Task requirements >>
All the data must come back unchanged, except that pictures are left out.

(Data records)
•••••

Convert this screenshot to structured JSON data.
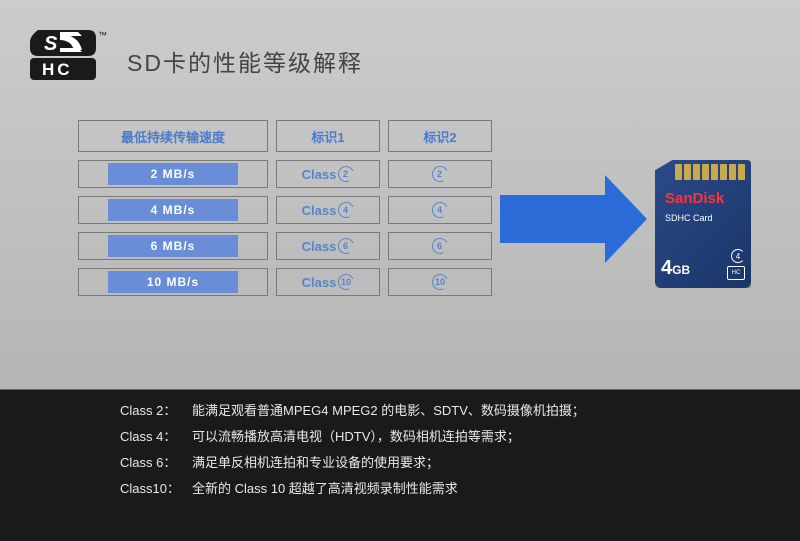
{
  "title": "SD卡的性能等级解释",
  "logo": {
    "top": "SD",
    "bottom": "HC",
    "tm": "™"
  },
  "table": {
    "headers": {
      "speed": "最低持续传输速度",
      "badge1": "标识1",
      "badge2": "标识2"
    },
    "rows": [
      {
        "speed": "2 MB/s",
        "class_label": "Class",
        "num": "2"
      },
      {
        "speed": "4 MB/s",
        "class_label": "Class",
        "num": "4"
      },
      {
        "speed": "6 MB/s",
        "class_label": "Class",
        "num": "6"
      },
      {
        "speed": "10 MB/s",
        "class_label": "Class",
        "num": "10"
      }
    ]
  },
  "sdcard": {
    "brand": "SanDisk",
    "type": "SDHC Card",
    "class_num": "4",
    "logo": "SD HC",
    "capacity_num": "4",
    "capacity_unit": "GB"
  },
  "footer": [
    {
      "label": "Class 2：",
      "desc": "能满足观看普通MPEG4 MPEG2 的电影、SDTV、数码摄像机拍摄；"
    },
    {
      "label": "Class 4：",
      "desc": "可以流畅播放高清电视（HDTV），数码相机连拍等需求；"
    },
    {
      "label": "Class 6：",
      "desc": "满足单反相机连拍和专业设备的使用要求；"
    },
    {
      "label": "Class10：",
      "desc": "全新的 Class 10 超越了高清视频录制性能需求"
    }
  ]
}
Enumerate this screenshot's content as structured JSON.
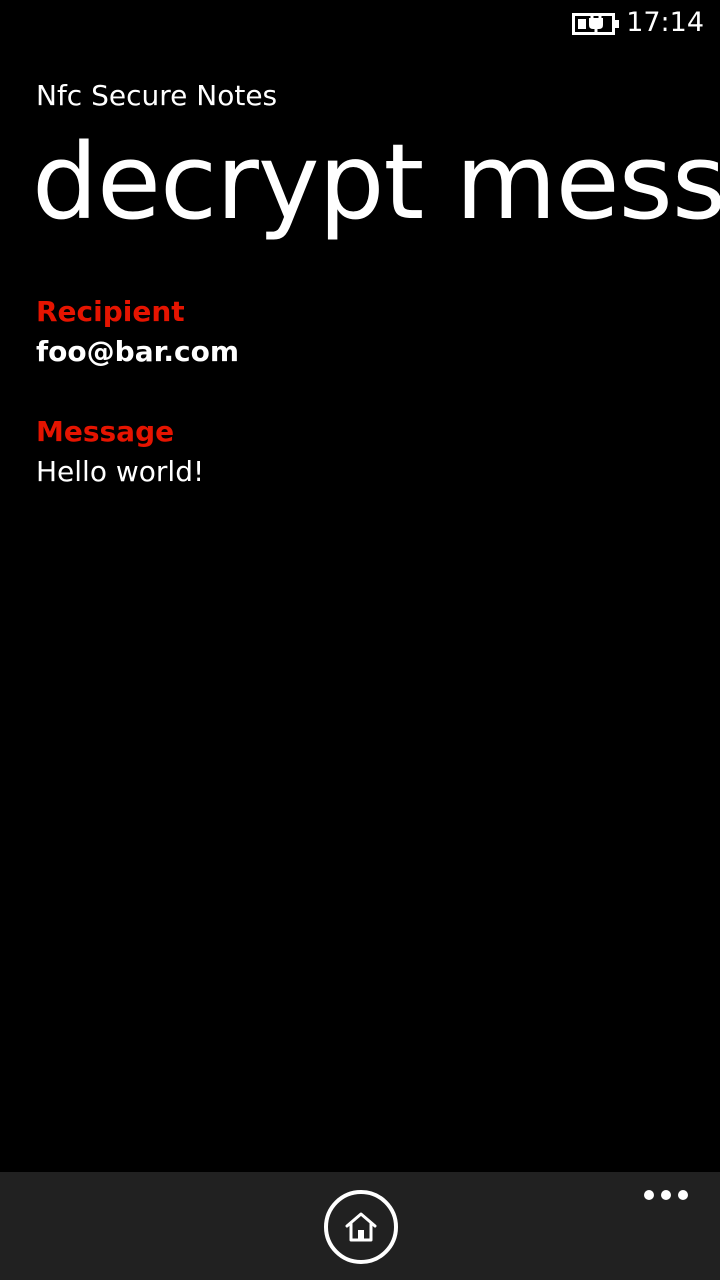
{
  "status_bar": {
    "battery_icon": "battery-charging-icon",
    "time": "17:14"
  },
  "app": {
    "title": "Nfc Secure Notes"
  },
  "page": {
    "title": "decrypt message"
  },
  "fields": {
    "recipient": {
      "label": "Recipient",
      "value": "foo@bar.com"
    },
    "message": {
      "label": "Message",
      "value": "Hello world!"
    }
  },
  "app_bar": {
    "home_icon": "home-icon",
    "more_icon": "ellipsis-icon"
  },
  "colors": {
    "background": "#000000",
    "accent": "#e51400",
    "text": "#ffffff",
    "app_bar": "#212121"
  }
}
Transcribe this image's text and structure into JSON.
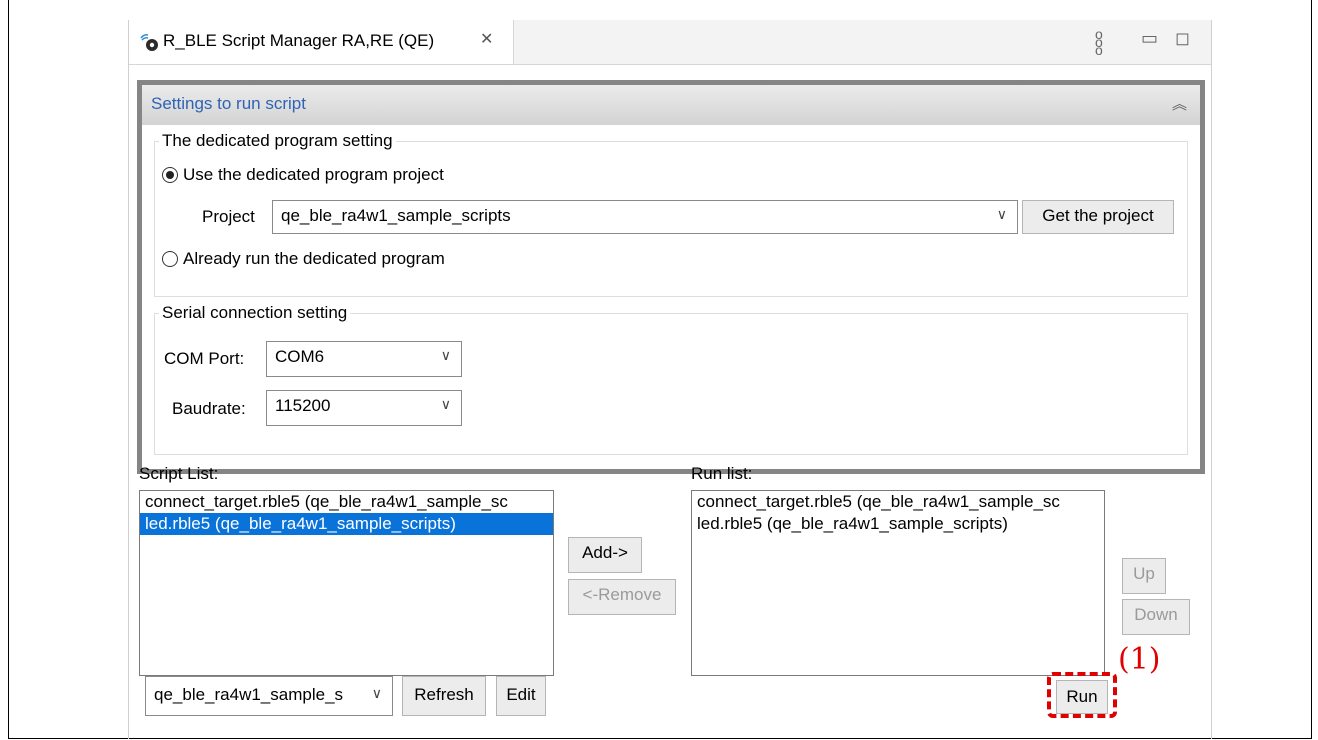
{
  "tab": {
    "title": "R_BLE Script Manager RA,RE (QE)",
    "icon": "ble-plugin-icon"
  },
  "view_toolbar": {
    "menu_icon": "view-menu-icon",
    "minimize_icon": "minimize-icon",
    "maximize_icon": "maximize-icon"
  },
  "settings": {
    "header": "Settings to run script",
    "dedicated": {
      "legend": "The dedicated program setting",
      "use_option": "Use the dedicated program project",
      "project_label": "Project",
      "project_value": "qe_ble_ra4w1_sample_scripts",
      "get_project_button": "Get the project",
      "already_option": "Already run the dedicated program",
      "selected": "use"
    },
    "serial": {
      "legend": "Serial connection setting",
      "com_label": "COM Port:",
      "com_value": "COM6",
      "baud_label": "Baudrate:",
      "baud_value": "115200"
    }
  },
  "script_list": {
    "label": "Script List:",
    "items": [
      "connect_target.rble5 (qe_ble_ra4w1_sample_sc",
      "led.rble5 (qe_ble_ra4w1_sample_scripts)"
    ],
    "selected_index": 1
  },
  "run_list": {
    "label": "Run list:",
    "items": [
      "connect_target.rble5 (qe_ble_ra4w1_sample_sc",
      "led.rble5 (qe_ble_ra4w1_sample_scripts)"
    ]
  },
  "buttons": {
    "add": "Add->",
    "remove": "<-Remove",
    "up": "Up",
    "down": "Down",
    "refresh": "Refresh",
    "edit": "Edit",
    "run": "Run"
  },
  "project_select": {
    "value": "qe_ble_ra4w1_sample_s"
  },
  "annotation": {
    "label": "(1)",
    "color": "#e00000"
  },
  "colors": {
    "selection": "#0a73d9",
    "header_text": "#2e63b5"
  }
}
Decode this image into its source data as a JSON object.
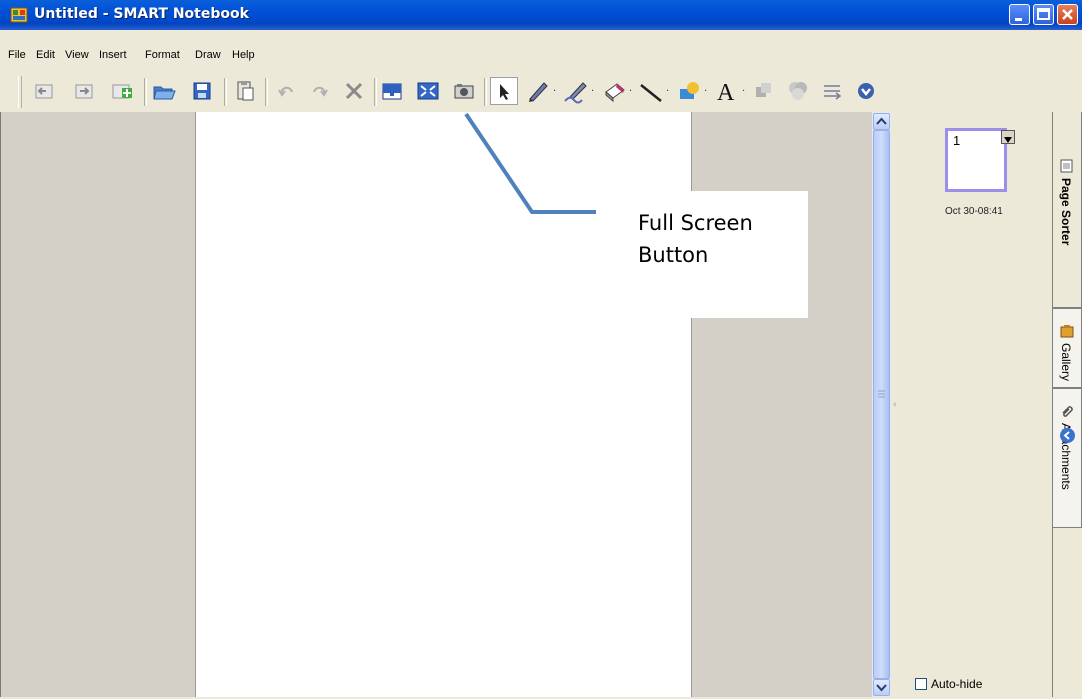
{
  "window": {
    "title": "Untitled - SMART Notebook"
  },
  "menu": {
    "items": [
      {
        "label": "File"
      },
      {
        "label": "Edit"
      },
      {
        "label": "View"
      },
      {
        "label": "Insert"
      },
      {
        "label": "Format"
      },
      {
        "label": "Draw"
      },
      {
        "label": "Help"
      }
    ]
  },
  "toolbar": {
    "buttons": [
      {
        "icon": "previous-page-icon"
      },
      {
        "icon": "next-page-icon"
      },
      {
        "icon": "add-page-icon"
      },
      {
        "icon": "open-folder-icon"
      },
      {
        "icon": "save-icon"
      },
      {
        "icon": "paste-icon"
      },
      {
        "icon": "undo-icon"
      },
      {
        "icon": "redo-icon"
      },
      {
        "icon": "delete-icon"
      },
      {
        "icon": "screen-shade-icon"
      },
      {
        "icon": "full-screen-icon"
      },
      {
        "icon": "screen-capture-icon"
      },
      {
        "icon": "select-pointer-icon"
      },
      {
        "icon": "pen-icon"
      },
      {
        "icon": "creative-pen-icon"
      },
      {
        "icon": "eraser-icon"
      },
      {
        "icon": "line-icon"
      },
      {
        "icon": "shapes-icon"
      },
      {
        "icon": "text-icon"
      },
      {
        "icon": "fill-icon"
      },
      {
        "icon": "properties-icon"
      },
      {
        "icon": "move-toolbar-icon"
      },
      {
        "icon": "more-icon"
      }
    ]
  },
  "page_sorter": {
    "thumbnail_number": "1",
    "thumbnail_date": "Oct 30-08:41",
    "auto_hide_label": "Auto-hide",
    "auto_hide_checked": false
  },
  "tabs": [
    {
      "label": "Page Sorter",
      "active": true,
      "icon": "page-sorter-icon"
    },
    {
      "label": "Gallery",
      "active": false,
      "icon": "gallery-icon"
    },
    {
      "label": "Attachments",
      "active": false,
      "icon": "attachments-icon"
    }
  ],
  "callout": {
    "line1": "Full Screen",
    "line2": "Button",
    "line_color": "#4f81bd"
  },
  "colors": {
    "titlebar": "#0050d8",
    "chrome": "#ece9d8",
    "workspace": "#d4d0c8",
    "thumbnail_border": "#9d8fe8"
  }
}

•••••

Task output >>
Convert this screenshot to structured JSON data.
{
  "title": "SD卡的性能等级解释",
  "logo": {
    "top": "SD",
    "bottom": "HC",
    "tm": "™"
  },
  "table": {
    "headers": {
      "speed": "最低持续传输速度",
      "badge1": "标识1",
      "badge2": "标识2"
    },
    "rows": [
      {
        "speed": "2 MB/s",
        "class_label": "Class",
        "num": "2"
      },
      {
        "speed": "4 MB/s",
        "class_label": "Class",
        "num": "4"
      },
      {
        "speed": "6 MB/s",
        "class_label": "Class",
        "num": "6"
      },
      {
        "speed": "10 MB/s",
        "class_label": "Class",
        "num": "10"
      }
    ]
  },
  "sdcard": {
    "brand": "SanDisk",
    "type": "SDHC Card",
    "class_num": "4",
    "logo": "SD HC",
    "capacity_num": "4",
    "capacity_unit": "GB"
  },
  "footer": [
    {
      "label": "Class 2：",
      "desc": "能满足观看普通MPEG4 MPEG2 的电影、SDTV、数码摄像机拍摄；"
    },
    {
      "label": "Class 4：",
      "desc": "可以流畅播放高清电视（HDTV），数码相机连拍等需求；"
    },
    {
      "label": "Class 6：",
      "desc": "满足单反相机连拍和专业设备的使用要求；"
    },
    {
      "label": "Class10：",
      "desc": "全新的 Class 10 超越了高清视频录制性能需求"
    }
  ]
}
Enumerate this screenshot's content as structured JSON.
{
  "status_bar": {
    "battery_icon": "battery-charging-icon",
    "time": "17:14"
  },
  "app": {
    "title": "Nfc Secure Notes"
  },
  "page": {
    "title": "decrypt message"
  },
  "fields": {
    "recipient": {
      "label": "Recipient",
      "value": "foo@bar.com"
    },
    "message": {
      "label": "Message",
      "value": "Hello world!"
    }
  },
  "app_bar": {
    "home_icon": "home-icon",
    "more_icon": "ellipsis-icon"
  },
  "colors": {
    "background": "#000000",
    "accent": "#e51400",
    "text": "#ffffff",
    "app_bar": "#212121"
  }
}
Transcribe this image's text and structure into JSON.
{
  "tab": {
    "title": "R_BLE Script Manager RA,RE (QE)",
    "icon": "ble-plugin-icon"
  },
  "view_toolbar": {
    "menu_icon": "view-menu-icon",
    "minimize_icon": "minimize-icon",
    "maximize_icon": "maximize-icon"
  },
  "settings": {
    "header": "Settings to run script",
    "dedicated": {
      "legend": "The dedicated program setting",
      "use_option": "Use the dedicated program project",
      "project_label": "Project",
      "project_value": "qe_ble_ra4w1_sample_scripts",
      "get_project_button": "Get the project",
      "already_option": "Already run the dedicated program",
      "selected": "use"
    },
    "serial": {
      "legend": "Serial connection setting",
      "com_label": "COM Port:",
      "com_value": "COM6",
      "baud_label": "Baudrate:",
      "baud_value": "115200"
    }
  },
  "script_list": {
    "label": "Script List:",
    "items": [
      "connect_target.rble5 (qe_ble_ra4w1_sample_sc",
      "led.rble5 (qe_ble_ra4w1_sample_scripts)"
    ],
    "selected_index": 1
  },
  "run_list": {
    "label": "Run list:",
    "items": [
      "connect_target.rble5 (qe_ble_ra4w1_sample_sc",
      "led.rble5 (qe_ble_ra4w1_sample_scripts)"
    ]
  },
  "buttons": {
    "add": "Add->",
    "remove": "<-Remove",
    "up": "Up",
    "down": "Down",
    "refresh": "Refresh",
    "edit": "Edit",
    "run": "Run"
  },
  "project_select": {
    "value": "qe_ble_ra4w1_sample_s"
  },
  "annotation": {
    "label": "(1)",
    "color": "#e00000"
  },
  "colors": {
    "selection": "#0a73d9",
    "header_text": "#2e63b5"
  }
}
Decode this image into its source data as a JSON object.
{
  "window": {
    "title": "Untitled - SMART Notebook"
  },
  "menu": {
    "items": [
      {
        "label": "File"
      },
      {
        "label": "Edit"
      },
      {
        "label": "View"
      },
      {
        "label": "Insert"
      },
      {
        "label": "Format"
      },
      {
        "label": "Draw"
      },
      {
        "label": "Help"
      }
    ]
  },
  "toolbar": {
    "buttons": [
      {
        "icon": "previous-page-icon"
      },
      {
        "icon": "next-page-icon"
      },
      {
        "icon": "add-page-icon"
      },
      {
        "icon": "open-folder-icon"
      },
      {
        "icon": "save-icon"
      },
      {
        "icon": "paste-icon"
      },
      {
        "icon": "undo-icon"
      },
      {
        "icon": "redo-icon"
      },
      {
        "icon": "delete-icon"
      },
      {
        "icon": "screen-shade-icon"
      },
      {
        "icon": "full-screen-icon"
      },
      {
        "icon": "screen-capture-icon"
      },
      {
        "icon": "select-pointer-icon"
      },
      {
        "icon": "pen-icon"
      },
      {
        "icon": "creative-pen-icon"
      },
      {
        "icon": "eraser-icon"
      },
      {
        "icon": "line-icon"
      },
      {
        "icon": "shapes-icon"
      },
      {
        "icon": "text-icon"
      },
      {
        "icon": "fill-icon"
      },
      {
        "icon": "properties-icon"
      },
      {
        "icon": "move-toolbar-icon"
      },
      {
        "icon": "more-icon"
      }
    ]
  },
  "page_sorter": {
    "thumbnail_number": "1",
    "thumbnail_date": "Oct 30-08:41",
    "auto_hide_label": "Auto-hide",
    "auto_hide_checked": false
  },
  "tabs": [
    {
      "label": "Page Sorter",
      "active": true,
      "icon": "page-sorter-icon"
    },
    {
      "label": "Gallery",
      "active": false,
      "icon": "gallery-icon"
    },
    {
      "label": "Attachments",
      "active": false,
      "icon": "attachments-icon"
    }
  ],
  "callout": {
    "line1": "Full Screen",
    "line2": "Button",
    "line_color": "#4f81bd"
  },
  "colors": {
    "titlebar": "#0050d8",
    "chrome": "#ece9d8",
    "workspace": "#d4d0c8",
    "thumbnail_border": "#9d8fe8"
  }
}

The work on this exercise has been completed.